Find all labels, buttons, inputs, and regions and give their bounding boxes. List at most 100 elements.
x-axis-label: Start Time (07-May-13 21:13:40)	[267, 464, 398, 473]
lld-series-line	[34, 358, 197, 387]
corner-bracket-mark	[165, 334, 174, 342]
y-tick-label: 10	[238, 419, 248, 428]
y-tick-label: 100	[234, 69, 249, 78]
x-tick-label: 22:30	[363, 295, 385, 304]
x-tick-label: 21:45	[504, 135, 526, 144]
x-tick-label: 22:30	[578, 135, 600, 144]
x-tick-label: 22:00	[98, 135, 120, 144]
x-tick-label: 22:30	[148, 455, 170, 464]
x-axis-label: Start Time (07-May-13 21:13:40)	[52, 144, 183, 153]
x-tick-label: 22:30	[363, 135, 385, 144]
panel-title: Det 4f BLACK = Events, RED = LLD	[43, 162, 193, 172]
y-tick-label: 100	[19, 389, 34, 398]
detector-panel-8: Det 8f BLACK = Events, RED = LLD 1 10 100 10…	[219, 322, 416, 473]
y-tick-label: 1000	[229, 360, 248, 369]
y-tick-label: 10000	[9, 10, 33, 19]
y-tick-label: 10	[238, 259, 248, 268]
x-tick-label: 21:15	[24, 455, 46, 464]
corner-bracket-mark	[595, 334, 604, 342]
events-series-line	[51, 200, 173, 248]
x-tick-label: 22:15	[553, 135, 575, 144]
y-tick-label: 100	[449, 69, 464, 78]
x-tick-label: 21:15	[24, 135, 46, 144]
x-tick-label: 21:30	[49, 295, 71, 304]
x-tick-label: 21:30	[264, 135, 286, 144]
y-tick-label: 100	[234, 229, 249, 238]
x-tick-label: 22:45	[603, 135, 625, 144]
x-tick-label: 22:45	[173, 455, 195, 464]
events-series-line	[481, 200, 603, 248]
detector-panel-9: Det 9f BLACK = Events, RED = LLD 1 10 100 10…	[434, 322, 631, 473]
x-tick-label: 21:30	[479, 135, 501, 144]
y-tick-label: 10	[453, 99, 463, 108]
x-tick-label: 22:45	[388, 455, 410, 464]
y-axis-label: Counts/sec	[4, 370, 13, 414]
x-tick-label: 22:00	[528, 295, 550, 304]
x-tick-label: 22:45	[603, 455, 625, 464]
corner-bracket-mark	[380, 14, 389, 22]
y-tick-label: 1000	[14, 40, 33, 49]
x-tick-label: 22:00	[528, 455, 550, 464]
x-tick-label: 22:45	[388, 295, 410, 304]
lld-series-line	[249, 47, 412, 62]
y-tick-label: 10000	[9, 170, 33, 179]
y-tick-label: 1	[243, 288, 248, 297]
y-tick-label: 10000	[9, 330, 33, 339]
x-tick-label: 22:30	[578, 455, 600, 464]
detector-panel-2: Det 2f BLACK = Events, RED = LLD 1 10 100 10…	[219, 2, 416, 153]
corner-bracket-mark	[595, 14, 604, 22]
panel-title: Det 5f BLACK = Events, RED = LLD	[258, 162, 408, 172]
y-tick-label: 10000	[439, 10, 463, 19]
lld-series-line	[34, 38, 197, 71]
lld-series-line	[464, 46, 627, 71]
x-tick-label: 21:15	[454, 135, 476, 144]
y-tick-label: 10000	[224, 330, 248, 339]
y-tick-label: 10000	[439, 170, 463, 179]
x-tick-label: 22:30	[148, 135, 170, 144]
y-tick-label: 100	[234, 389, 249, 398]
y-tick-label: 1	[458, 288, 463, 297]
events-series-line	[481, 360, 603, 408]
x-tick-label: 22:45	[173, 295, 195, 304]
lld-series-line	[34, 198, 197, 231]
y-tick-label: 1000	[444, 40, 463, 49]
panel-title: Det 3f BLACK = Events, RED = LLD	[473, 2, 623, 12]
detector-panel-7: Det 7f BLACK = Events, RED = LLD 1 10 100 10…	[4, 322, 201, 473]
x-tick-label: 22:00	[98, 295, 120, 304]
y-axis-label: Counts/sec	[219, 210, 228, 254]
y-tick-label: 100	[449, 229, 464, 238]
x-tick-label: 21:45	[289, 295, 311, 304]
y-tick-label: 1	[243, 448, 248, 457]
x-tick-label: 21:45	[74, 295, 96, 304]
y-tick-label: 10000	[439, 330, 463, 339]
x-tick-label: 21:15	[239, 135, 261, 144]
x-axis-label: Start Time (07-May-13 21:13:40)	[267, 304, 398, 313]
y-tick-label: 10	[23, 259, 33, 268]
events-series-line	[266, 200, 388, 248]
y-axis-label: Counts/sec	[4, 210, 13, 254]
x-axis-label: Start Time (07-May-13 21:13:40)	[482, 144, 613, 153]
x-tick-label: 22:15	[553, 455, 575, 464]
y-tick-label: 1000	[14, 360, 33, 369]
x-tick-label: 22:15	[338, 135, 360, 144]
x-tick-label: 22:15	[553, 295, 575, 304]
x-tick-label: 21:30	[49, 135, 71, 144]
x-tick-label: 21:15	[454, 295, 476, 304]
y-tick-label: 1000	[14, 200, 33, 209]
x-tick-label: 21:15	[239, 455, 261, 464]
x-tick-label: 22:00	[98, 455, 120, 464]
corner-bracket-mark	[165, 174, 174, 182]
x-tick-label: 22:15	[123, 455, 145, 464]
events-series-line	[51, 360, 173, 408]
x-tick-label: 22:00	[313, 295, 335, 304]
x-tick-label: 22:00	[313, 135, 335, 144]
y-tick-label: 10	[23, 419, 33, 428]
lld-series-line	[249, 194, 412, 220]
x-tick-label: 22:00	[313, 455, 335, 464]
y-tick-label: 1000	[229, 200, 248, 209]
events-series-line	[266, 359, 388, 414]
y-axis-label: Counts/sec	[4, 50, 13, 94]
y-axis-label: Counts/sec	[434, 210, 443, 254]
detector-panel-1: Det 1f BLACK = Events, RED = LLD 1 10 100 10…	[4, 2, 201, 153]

* * *

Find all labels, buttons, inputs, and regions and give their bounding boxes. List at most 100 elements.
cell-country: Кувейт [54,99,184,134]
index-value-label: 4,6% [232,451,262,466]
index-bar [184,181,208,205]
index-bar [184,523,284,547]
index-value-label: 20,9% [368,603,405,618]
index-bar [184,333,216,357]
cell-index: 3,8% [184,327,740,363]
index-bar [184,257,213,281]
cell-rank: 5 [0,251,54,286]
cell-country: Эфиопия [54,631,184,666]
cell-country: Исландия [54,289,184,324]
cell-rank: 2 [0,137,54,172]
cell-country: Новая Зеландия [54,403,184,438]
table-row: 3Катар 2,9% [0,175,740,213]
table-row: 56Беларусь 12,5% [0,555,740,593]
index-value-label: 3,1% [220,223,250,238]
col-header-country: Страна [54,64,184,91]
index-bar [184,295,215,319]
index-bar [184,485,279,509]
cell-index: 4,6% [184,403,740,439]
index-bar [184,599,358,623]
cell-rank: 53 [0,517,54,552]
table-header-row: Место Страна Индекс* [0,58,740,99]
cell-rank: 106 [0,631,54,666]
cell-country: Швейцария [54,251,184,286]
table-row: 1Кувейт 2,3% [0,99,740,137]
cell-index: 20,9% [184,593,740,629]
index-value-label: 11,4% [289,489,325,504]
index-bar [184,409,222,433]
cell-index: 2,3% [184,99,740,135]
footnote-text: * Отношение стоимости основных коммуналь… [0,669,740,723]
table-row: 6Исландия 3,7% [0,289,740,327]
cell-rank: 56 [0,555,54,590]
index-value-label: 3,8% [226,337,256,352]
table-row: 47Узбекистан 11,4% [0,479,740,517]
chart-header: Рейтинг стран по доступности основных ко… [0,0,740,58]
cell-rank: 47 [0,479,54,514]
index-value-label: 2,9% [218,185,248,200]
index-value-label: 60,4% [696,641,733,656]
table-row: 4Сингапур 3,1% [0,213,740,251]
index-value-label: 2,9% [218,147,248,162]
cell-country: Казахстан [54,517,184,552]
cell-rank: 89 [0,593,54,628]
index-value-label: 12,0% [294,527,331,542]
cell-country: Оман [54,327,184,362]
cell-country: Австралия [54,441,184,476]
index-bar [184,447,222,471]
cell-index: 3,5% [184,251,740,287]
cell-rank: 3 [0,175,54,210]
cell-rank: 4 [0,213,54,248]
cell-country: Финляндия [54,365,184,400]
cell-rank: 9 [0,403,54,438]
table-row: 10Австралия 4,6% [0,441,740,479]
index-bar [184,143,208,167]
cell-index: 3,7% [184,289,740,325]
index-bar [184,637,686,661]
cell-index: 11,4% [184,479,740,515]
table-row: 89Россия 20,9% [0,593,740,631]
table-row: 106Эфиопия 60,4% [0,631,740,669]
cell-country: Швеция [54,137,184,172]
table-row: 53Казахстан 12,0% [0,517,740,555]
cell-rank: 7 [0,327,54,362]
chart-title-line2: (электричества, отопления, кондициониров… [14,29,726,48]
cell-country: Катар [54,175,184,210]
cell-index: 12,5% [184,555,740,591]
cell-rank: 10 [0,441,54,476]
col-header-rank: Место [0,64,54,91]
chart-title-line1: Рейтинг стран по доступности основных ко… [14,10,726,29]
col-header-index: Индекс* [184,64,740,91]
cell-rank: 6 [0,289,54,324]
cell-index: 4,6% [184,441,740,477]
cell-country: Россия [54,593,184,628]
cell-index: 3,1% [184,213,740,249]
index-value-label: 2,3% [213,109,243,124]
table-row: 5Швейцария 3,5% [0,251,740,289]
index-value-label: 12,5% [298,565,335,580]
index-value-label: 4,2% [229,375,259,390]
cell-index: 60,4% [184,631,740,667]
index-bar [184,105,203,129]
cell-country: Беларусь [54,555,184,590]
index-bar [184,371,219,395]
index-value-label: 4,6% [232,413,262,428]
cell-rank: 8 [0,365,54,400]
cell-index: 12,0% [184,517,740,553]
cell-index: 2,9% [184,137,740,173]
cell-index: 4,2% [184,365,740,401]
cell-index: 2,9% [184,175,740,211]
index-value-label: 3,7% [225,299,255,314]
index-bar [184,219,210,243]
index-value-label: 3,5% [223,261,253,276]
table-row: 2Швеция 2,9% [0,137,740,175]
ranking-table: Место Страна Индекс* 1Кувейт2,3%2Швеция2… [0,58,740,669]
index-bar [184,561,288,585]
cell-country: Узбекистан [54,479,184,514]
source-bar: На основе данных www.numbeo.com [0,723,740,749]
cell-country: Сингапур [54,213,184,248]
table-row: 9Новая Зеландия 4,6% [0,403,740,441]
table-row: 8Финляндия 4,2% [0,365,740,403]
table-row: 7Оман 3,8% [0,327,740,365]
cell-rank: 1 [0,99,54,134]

---

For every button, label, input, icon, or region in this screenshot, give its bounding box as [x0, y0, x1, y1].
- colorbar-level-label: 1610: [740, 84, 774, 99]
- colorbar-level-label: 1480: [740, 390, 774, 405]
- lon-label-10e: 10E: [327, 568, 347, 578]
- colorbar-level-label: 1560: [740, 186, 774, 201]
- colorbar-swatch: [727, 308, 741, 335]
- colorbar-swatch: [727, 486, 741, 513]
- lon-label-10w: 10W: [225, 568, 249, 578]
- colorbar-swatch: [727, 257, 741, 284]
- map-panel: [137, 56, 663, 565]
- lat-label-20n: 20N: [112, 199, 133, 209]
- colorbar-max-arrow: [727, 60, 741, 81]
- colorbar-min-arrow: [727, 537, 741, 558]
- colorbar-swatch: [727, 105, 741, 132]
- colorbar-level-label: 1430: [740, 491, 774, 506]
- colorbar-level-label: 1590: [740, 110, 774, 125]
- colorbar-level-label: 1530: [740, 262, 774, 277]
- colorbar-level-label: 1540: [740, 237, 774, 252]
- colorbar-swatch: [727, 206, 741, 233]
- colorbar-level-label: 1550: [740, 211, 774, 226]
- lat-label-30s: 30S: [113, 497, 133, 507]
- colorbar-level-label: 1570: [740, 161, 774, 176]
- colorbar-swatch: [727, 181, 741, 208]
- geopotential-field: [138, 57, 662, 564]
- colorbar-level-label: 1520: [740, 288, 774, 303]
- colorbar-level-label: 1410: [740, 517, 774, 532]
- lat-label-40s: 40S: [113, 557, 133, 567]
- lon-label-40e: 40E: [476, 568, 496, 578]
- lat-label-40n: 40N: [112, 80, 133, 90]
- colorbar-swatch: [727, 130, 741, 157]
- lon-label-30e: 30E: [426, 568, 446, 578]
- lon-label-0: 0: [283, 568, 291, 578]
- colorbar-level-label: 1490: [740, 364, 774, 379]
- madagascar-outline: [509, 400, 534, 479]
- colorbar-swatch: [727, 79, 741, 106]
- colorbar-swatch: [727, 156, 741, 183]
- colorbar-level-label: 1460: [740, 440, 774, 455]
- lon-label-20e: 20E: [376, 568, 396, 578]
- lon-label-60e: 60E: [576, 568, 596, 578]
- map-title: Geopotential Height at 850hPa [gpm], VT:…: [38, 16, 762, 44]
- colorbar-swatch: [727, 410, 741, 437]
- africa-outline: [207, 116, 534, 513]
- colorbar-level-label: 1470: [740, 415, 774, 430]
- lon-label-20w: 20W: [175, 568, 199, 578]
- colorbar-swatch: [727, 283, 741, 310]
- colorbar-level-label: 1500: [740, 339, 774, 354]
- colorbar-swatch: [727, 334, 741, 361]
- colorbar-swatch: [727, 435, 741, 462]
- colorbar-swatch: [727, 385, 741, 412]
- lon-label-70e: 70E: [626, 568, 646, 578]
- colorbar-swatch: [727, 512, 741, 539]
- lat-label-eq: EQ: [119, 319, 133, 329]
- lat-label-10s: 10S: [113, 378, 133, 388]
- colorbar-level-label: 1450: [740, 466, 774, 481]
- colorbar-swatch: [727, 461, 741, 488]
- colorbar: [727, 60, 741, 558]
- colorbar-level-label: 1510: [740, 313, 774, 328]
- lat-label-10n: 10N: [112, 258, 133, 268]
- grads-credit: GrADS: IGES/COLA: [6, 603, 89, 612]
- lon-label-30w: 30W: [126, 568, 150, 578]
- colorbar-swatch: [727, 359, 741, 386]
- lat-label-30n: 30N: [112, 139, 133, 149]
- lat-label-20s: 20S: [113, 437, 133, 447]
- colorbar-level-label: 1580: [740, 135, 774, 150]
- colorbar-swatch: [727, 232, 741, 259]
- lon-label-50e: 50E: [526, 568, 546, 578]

• _TASK TO CARRY OUT_
Change each occurrence of "colorbar-swatch" to "legend-swatch" in the stretch of entries from the line containing "For every button, label, input, icon, or" through the line containing "- lon-label-70e: 70E: [626, 568, 646, 578]", and write out those lines with nothing else altered.

• _RESPONSE TO THE EXERCISE_
For every button, label, input, icon, or region in this screenshot, give its bounding box as [x0, y0, x1, y1].
- colorbar-level-label: 1610: [740, 84, 774, 99]
- colorbar-level-label: 1480: [740, 390, 774, 405]
- lon-label-10e: 10E: [327, 568, 347, 578]
- colorbar-level-label: 1560: [740, 186, 774, 201]
- legend-swatch: [727, 308, 741, 335]
- legend-swatch: [727, 486, 741, 513]
- lon-label-10w: 10W: [225, 568, 249, 578]
- legend-swatch: [727, 257, 741, 284]
- map-panel: [137, 56, 663, 565]
- lat-label-20n: 20N: [112, 199, 133, 209]
- colorbar-max-arrow: [727, 60, 741, 81]
- colorbar-min-arrow: [727, 537, 741, 558]
- legend-swatch: [727, 105, 741, 132]
- colorbar-level-label: 1430: [740, 491, 774, 506]
- colorbar-level-label: 1590: [740, 110, 774, 125]
- colorbar-level-label: 1530: [740, 262, 774, 277]
- colorbar-level-label: 1540: [740, 237, 774, 252]
- legend-swatch: [727, 206, 741, 233]
- colorbar-level-label: 1550: [740, 211, 774, 226]
- lat-label-30s: 30S: [113, 497, 133, 507]
- colorbar-level-label: 1570: [740, 161, 774, 176]
- legend-swatch: [727, 181, 741, 208]
- geopotential-field: [138, 57, 662, 564]
- colorbar-level-label: 1520: [740, 288, 774, 303]
- colorbar-level-label: 1410: [740, 517, 774, 532]
- lat-label-40s: 40S: [113, 557, 133, 567]
- lon-label-40e: 40E: [476, 568, 496, 578]
- lat-label-40n: 40N: [112, 80, 133, 90]
- legend-swatch: [727, 130, 741, 157]
- lon-label-30e: 30E: [426, 568, 446, 578]
- lon-label-0: 0: [283, 568, 291, 578]
- colorbar-level-label: 1490: [740, 364, 774, 379]
- madagascar-outline: [509, 400, 534, 479]
- legend-swatch: [727, 79, 741, 106]
- legend-swatch: [727, 156, 741, 183]
- colorbar-level-label: 1460: [740, 440, 774, 455]
- lon-label-20e: 20E: [376, 568, 396, 578]
- lon-label-60e: 60E: [576, 568, 596, 578]
- map-title: Geopotential Height at 850hPa [gpm], VT:…: [38, 16, 762, 44]
- legend-swatch: [727, 410, 741, 437]
- africa-outline: [207, 116, 534, 513]
- colorbar-level-label: 1470: [740, 415, 774, 430]
- lon-label-20w: 20W: [175, 568, 199, 578]
- legend-swatch: [727, 283, 741, 310]
- colorbar-level-label: 1500: [740, 339, 774, 354]
- legend-swatch: [727, 334, 741, 361]
- legend-swatch: [727, 435, 741, 462]
- legend-swatch: [727, 385, 741, 412]
- lon-label-70e: 70E: [626, 568, 646, 578]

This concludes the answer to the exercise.